──────── Entries provided ────────

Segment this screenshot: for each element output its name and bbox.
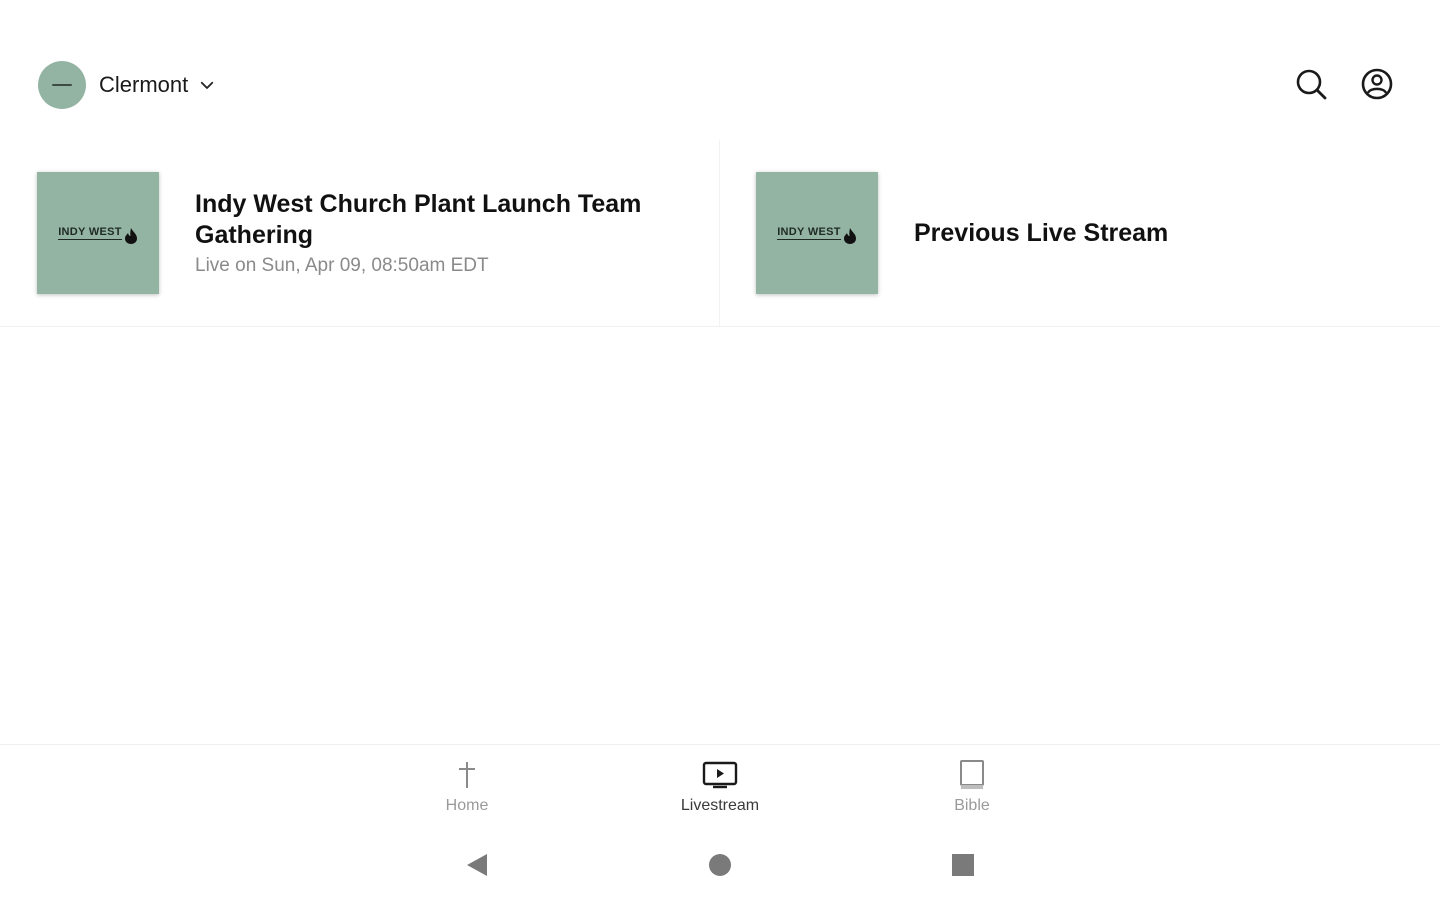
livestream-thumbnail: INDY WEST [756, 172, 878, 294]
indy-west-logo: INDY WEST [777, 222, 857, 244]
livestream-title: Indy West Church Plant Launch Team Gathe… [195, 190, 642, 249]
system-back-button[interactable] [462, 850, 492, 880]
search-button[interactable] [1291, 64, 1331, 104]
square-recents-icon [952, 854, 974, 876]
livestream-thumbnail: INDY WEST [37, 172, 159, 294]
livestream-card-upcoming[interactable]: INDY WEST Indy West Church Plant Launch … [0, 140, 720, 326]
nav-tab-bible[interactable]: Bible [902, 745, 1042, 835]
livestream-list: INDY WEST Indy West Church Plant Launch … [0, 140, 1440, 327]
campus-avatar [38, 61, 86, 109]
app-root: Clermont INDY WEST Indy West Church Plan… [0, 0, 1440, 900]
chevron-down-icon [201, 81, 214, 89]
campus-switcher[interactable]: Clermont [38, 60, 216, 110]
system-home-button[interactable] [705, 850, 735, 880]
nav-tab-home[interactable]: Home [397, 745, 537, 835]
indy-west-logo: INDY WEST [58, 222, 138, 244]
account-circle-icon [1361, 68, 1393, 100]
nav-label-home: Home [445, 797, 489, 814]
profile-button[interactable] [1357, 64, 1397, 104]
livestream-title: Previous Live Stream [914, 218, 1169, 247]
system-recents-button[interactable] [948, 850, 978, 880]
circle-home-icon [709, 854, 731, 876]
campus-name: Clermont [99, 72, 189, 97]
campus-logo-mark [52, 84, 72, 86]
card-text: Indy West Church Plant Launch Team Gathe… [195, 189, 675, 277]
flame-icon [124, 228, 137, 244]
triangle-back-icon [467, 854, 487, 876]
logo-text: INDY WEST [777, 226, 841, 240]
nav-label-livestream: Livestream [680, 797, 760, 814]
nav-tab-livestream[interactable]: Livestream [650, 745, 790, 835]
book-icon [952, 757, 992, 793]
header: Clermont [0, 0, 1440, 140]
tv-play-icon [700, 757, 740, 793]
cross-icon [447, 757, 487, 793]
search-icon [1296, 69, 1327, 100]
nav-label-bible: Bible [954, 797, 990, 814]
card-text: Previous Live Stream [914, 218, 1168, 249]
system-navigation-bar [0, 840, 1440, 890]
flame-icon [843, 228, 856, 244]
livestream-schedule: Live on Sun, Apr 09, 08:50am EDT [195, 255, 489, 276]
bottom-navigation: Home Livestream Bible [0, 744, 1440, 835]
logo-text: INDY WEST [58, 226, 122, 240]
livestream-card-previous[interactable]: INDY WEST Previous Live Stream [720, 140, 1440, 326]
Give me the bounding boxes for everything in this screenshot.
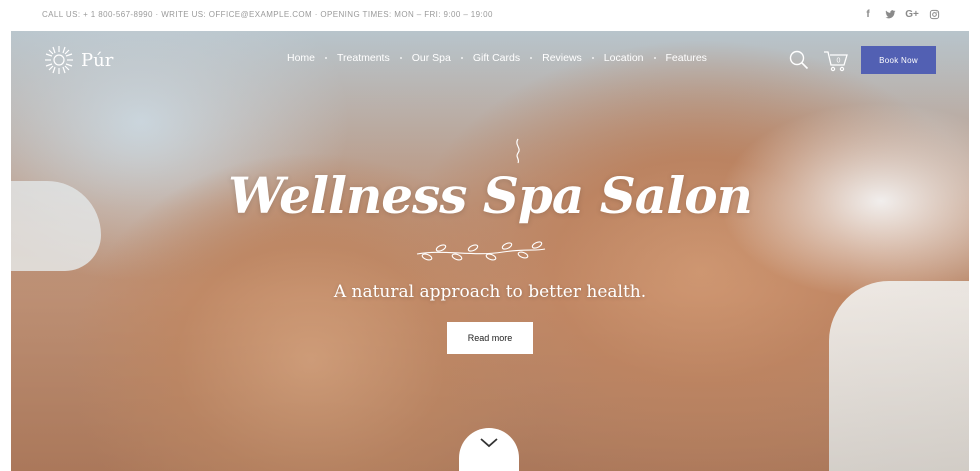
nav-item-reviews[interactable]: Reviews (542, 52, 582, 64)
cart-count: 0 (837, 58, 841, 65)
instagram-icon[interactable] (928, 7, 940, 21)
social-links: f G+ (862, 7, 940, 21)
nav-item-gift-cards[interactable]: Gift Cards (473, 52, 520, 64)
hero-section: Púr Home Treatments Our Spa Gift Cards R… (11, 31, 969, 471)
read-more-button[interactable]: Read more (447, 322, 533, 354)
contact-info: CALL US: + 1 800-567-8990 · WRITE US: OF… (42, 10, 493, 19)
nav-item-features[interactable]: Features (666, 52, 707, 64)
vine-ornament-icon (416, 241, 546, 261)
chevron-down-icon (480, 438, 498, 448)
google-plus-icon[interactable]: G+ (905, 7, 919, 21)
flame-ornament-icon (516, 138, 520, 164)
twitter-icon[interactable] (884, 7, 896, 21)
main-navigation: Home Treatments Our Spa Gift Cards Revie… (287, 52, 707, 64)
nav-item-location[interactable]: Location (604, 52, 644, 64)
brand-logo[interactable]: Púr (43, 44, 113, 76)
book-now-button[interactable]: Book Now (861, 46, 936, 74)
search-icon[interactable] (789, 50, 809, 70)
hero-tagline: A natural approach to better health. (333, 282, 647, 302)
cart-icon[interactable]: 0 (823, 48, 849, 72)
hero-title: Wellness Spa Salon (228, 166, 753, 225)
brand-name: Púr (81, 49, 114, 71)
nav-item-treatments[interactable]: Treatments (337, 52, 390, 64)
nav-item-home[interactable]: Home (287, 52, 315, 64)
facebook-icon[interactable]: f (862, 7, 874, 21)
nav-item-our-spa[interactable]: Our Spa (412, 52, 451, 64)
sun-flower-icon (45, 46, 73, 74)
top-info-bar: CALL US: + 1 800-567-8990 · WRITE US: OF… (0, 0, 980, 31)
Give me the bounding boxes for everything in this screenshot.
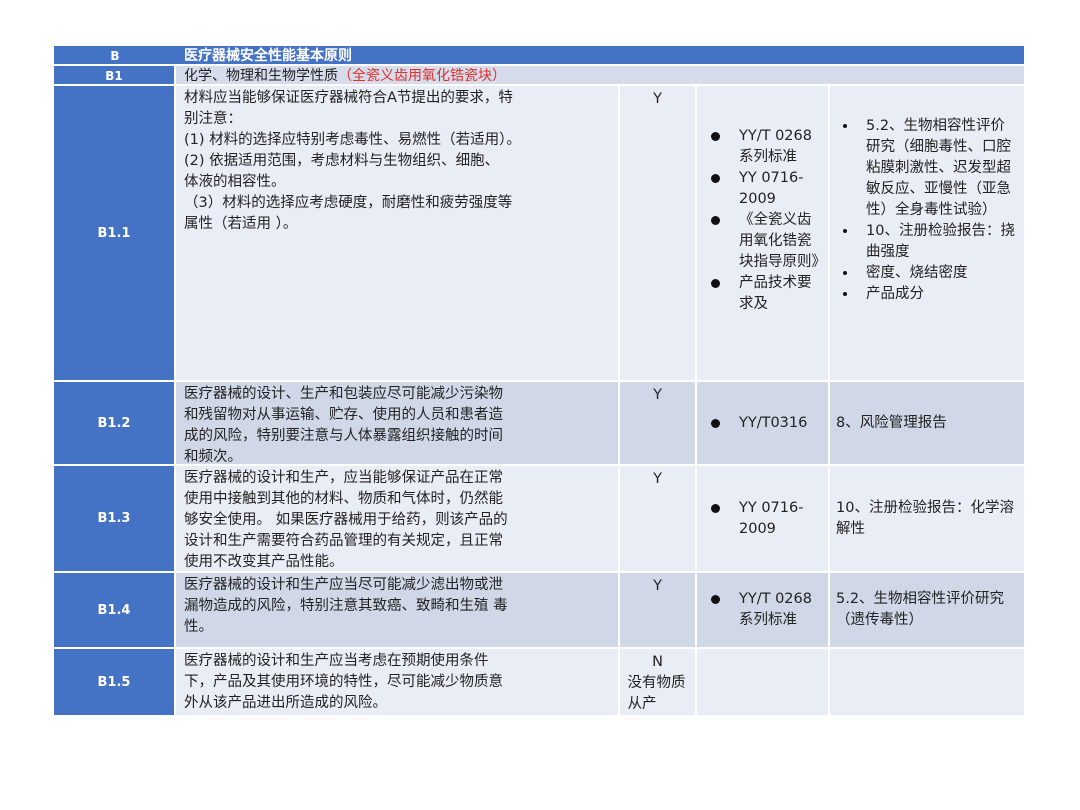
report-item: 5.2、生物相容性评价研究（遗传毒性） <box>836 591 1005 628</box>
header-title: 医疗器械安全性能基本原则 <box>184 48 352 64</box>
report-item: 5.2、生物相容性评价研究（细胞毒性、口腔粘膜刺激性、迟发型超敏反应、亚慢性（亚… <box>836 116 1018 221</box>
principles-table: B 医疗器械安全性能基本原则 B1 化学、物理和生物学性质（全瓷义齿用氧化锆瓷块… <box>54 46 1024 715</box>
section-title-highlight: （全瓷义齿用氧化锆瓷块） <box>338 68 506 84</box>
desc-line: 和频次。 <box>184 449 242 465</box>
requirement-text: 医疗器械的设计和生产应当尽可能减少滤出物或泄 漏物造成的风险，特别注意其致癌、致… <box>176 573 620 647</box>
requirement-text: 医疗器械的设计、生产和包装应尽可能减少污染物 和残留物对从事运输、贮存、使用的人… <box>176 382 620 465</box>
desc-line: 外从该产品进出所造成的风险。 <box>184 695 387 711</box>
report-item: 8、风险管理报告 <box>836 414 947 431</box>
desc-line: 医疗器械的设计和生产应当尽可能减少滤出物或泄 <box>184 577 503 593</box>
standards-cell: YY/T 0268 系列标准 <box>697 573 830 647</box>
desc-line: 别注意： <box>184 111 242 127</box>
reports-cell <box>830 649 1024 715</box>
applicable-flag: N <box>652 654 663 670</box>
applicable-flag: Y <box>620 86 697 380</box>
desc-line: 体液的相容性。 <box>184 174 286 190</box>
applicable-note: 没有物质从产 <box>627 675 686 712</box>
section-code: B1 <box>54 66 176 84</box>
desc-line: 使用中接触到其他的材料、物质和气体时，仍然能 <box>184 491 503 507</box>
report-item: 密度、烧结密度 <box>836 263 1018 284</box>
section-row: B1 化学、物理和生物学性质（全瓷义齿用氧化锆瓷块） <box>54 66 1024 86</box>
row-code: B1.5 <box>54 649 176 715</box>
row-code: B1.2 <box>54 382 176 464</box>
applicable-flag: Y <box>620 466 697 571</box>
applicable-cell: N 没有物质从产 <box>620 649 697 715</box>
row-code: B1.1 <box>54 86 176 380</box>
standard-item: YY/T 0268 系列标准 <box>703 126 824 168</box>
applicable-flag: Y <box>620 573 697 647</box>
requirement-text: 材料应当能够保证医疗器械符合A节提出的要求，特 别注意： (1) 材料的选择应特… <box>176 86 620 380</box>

────────

Express every line of the entries above as a JSON list of strings, one string per line, with blank lines left out. Leave the pictures out of the answer.

[
  "Segment this screenshot: for each element output its name and bbox.",
  "livestream-thumbnail: INDY WEST [756, 172, 878, 294]",
  "indy-west-logo: INDY WEST [777, 222, 857, 244]",
  "livestream-title: Indy West Church Plant Launch Team Gathe… [195, 190, 642, 249]",
  "system-back-button[interactable] [462, 850, 492, 880]",
  "search-button[interactable] [1291, 64, 1331, 104]",
  "square-recents-icon [952, 854, 974, 876]",
  "livestream-thumbnail: INDY WEST [37, 172, 159, 294]",
  "livestream-card-upcoming[interactable]: INDY WEST Indy West Church Plant Launch … [0, 140, 720, 326]",
  "nav-tab-bible[interactable]: Bible [902, 745, 1042, 835]",
  "livestream-list: INDY WEST Indy West Church Plant Launch … [0, 140, 1440, 327]",
  "campus-avatar [38, 61, 86, 109]",
  "app-root: Clermont INDY WEST Indy West Church Plan… [0, 0, 1440, 900]",
  "chevron-down-icon [201, 81, 214, 89]",
  "campus-switcher[interactable]: Clermont [38, 60, 216, 110]",
  "system-home-button[interactable] [705, 850, 735, 880]",
  "nav-tab-home[interactable]: Home [397, 745, 537, 835]",
  "indy-west-logo: INDY WEST [58, 222, 138, 244]",
  "account-circle-icon [1361, 68, 1393, 100]",
  "nav-label-home: Home [445, 797, 489, 814]",
  "profile-button[interactable] [1357, 64, 1397, 104]",
  "livestream-title: Previous Live Stream [914, 218, 1169, 247]",
  "system-recents-button[interactable] [948, 850, 978, 880]",
  "circle-home-icon [709, 854, 731, 876]",
  "campus-name: Clermont [99, 72, 189, 97]",
  "campus-logo-mark [52, 84, 72, 86]",
  "card-text: Indy West Church Plant Launch Team Gathe… [195, 189, 675, 277]",
  "flame-icon [124, 228, 137, 244]",
  "triangle-back-icon [467, 854, 487, 876]",
  "logo-text: INDY WEST [777, 226, 841, 240]",
  "nav-label-livestream: Livestream [680, 797, 760, 814]",
  "nav-tab-livestream[interactable]: Livestream [650, 745, 790, 835]",
  "book-icon [952, 757, 992, 793]",
  "header: Clermont [0, 0, 1440, 140]",
  "tv-play-icon [700, 757, 740, 793]",
  "cross-icon [447, 757, 487, 793]",
  "search-icon [1296, 69, 1327, 100]",
  "nav-label-bible: Bible [954, 797, 990, 814]",
  "card-text: Previous Live Stream [914, 218, 1168, 249]",
  "system-navigation-bar [0, 840, 1440, 890]",
  "flame-icon [843, 228, 856, 244]",
  "livestream-schedule: Live on Sun, Apr 09, 08:50am EDT [195, 255, 489, 276]",
  "bottom-navigation: Home Livestream Bible [0, 744, 1440, 835]",
  "logo-text: INDY WEST [58, 226, 122, 240]",
  "livestream-card-previous[interactable]: INDY WEST Previous Live Stream [720, 140, 1440, 326]",
  "Give me the bounding boxes for everything in this screenshot.",
  "nav-item-reviews[interactable]: Reviews (542, 52, 582, 64)",
  "cart-count: 0 (837, 58, 841, 65)",
  "instagram-icon[interactable] (928, 7, 940, 21)",
  "social-links: f G+ (862, 7, 940, 21)",
  "nav-item-gift-cards[interactable]: Gift Cards (473, 52, 520, 64)",
  "hero-section: Púr Home Treatments Our Spa Gift Cards R… (11, 31, 969, 471)",
  "read-more-button[interactable]: Read more (447, 322, 533, 354)",
  "contact-info: CALL US: + 1 800-567-8990 · WRITE US: OF… (42, 10, 493, 19)",
  "nav-item-features[interactable]: Features (666, 52, 707, 64)",
  "vine-ornament-icon (416, 241, 546, 261)",
  "chevron-down-icon (480, 438, 498, 448)",
  "google-plus-icon[interactable]: G+ (905, 7, 919, 21)",
  "flame-ornament-icon (516, 138, 520, 164)",
  "twitter-icon[interactable] (884, 7, 896, 21)",
  "main-navigation: Home Treatments Our Spa Gift Cards Revie… (287, 52, 707, 64)",
  "nav-item-location[interactable]: Location (604, 52, 644, 64)",
  "brand-logo[interactable]: Púr (43, 44, 113, 76)",
  "book-now-button[interactable]: Book Now (861, 46, 936, 74)",
  "search-icon[interactable] (789, 50, 809, 70)",
  "hero-tagline: A natural approach to better health. (333, 282, 647, 302)",
  "cart-icon[interactable]: 0 (823, 48, 849, 72)",
  "hero-title: Wellness Spa Salon (228, 166, 753, 225)",
  "brand-name: Púr (81, 49, 114, 71)",
  "nav-item-treatments[interactable]: Treatments (337, 52, 390, 64)",
  "nav-item-home[interactable]: Home (287, 52, 315, 64)",
  "facebook-icon[interactable]: f (862, 7, 874, 21)",
  "nav-item-our-spa[interactable]: Our Spa (412, 52, 451, 64)",
  "sun-flower-icon (45, 46, 73, 74)",
  "top-info-bar: CALL US: + 1 800-567-8990 · WRITE US: OF… (0, 0, 980, 31)",
  "Give me the bounding boxes for everything in this screenshot.",
  "report-item: 5.2、生物相容性评价研究（遗传毒性） <box>836 591 1005 628</box>",
  "header-title: 医疗器械安全性能基本原则 <box>184 48 352 64</box>",
  "report-item: 5.2、生物相容性评价研究（细胞毒性、口腔粘膜刺激性、迟发型超敏反应、亚慢性（亚… <box>836 116 1018 221</box>",
  "principles-table: B 医疗器械安全性能基本原则 B1 化学、物理和生物学性质（全瓷义齿用氧化锆瓷块… <box>54 46 1024 715</box>",
  "section-title-highlight: （全瓷义齿用氧化锆瓷块） <box>338 68 506 84</box>",
  "desc-line: 和频次。 <box>184 449 242 465</box>",
  "requirement-text: 医疗器械的设计和生产应当尽可能减少滤出物或泄 漏物造成的风险，特别注意其致癌、致… <box>176 573 620 647</box>",
  "requirement-text: 医疗器械的设计、生产和包装应尽可能减少污染物 和残留物对从事运输、贮存、使用的人… <box>176 382 620 465</box>",
  "desc-line: 外从该产品进出所造成的风险。 <box>184 695 387 711</box>",
  "report-item: 8、风险管理报告 <box>836 414 947 431</box>",
  "desc-line: 医疗器械的设计和生产应当尽可能减少滤出物或泄 <box>184 577 503 593</box>",
  "standards-cell: YY/T 0268 系列标准 <box>697 573 830 647</box>",
  "desc-line: 别注意： <box>184 111 242 127</box>",
  "reports-cell <box>830 649 1024 715</box>",
  "applicable-flag: N <box>652 654 663 670</box>",
  "applicable-flag: Y <box>620 86 697 380</box>",
  "desc-line: 体液的相容性。 <box>184 174 286 190</box>",
  "applicable-note: 没有物质从产 <box>627 675 686 712</box>",
  "section-code: B1 <box>54 66 176 84</box>",
  "desc-line: 使用中接触到其他的材料、物质和气体时，仍然能 <box>184 491 503 507</box>",
  "report-item: 密度、烧结密度 <box>836 263 1018 284</box>",
  "section-row: B1 化学、物理和生物学性质（全瓷义齿用氧化锆瓷块） <box>54 66 1024 86</box>",
  "row-code: B1.5 <box>54 649 176 715</box>",
  "row-code: B1.2 <box>54 382 176 464</box>",
  "applicable-flag: Y <box>620 466 697 571</box>",
  "applicable-cell: N 没有物质从产 <box>620 649 697 715</box>",
  "row-code: B1.1 <box>54 86 176 380</box>",
  "standard-item: YY/T 0268 系列标准 <box>703 126 824 168</box>",
  "applicable-flag: Y <box>620 573 697 647</box>",
  "requirement-text: 材料应当能够保证医疗器械符合A节提出的要求，特 别注意： (1) 材料的选择应特… <box>176 86 620 380</box>"
]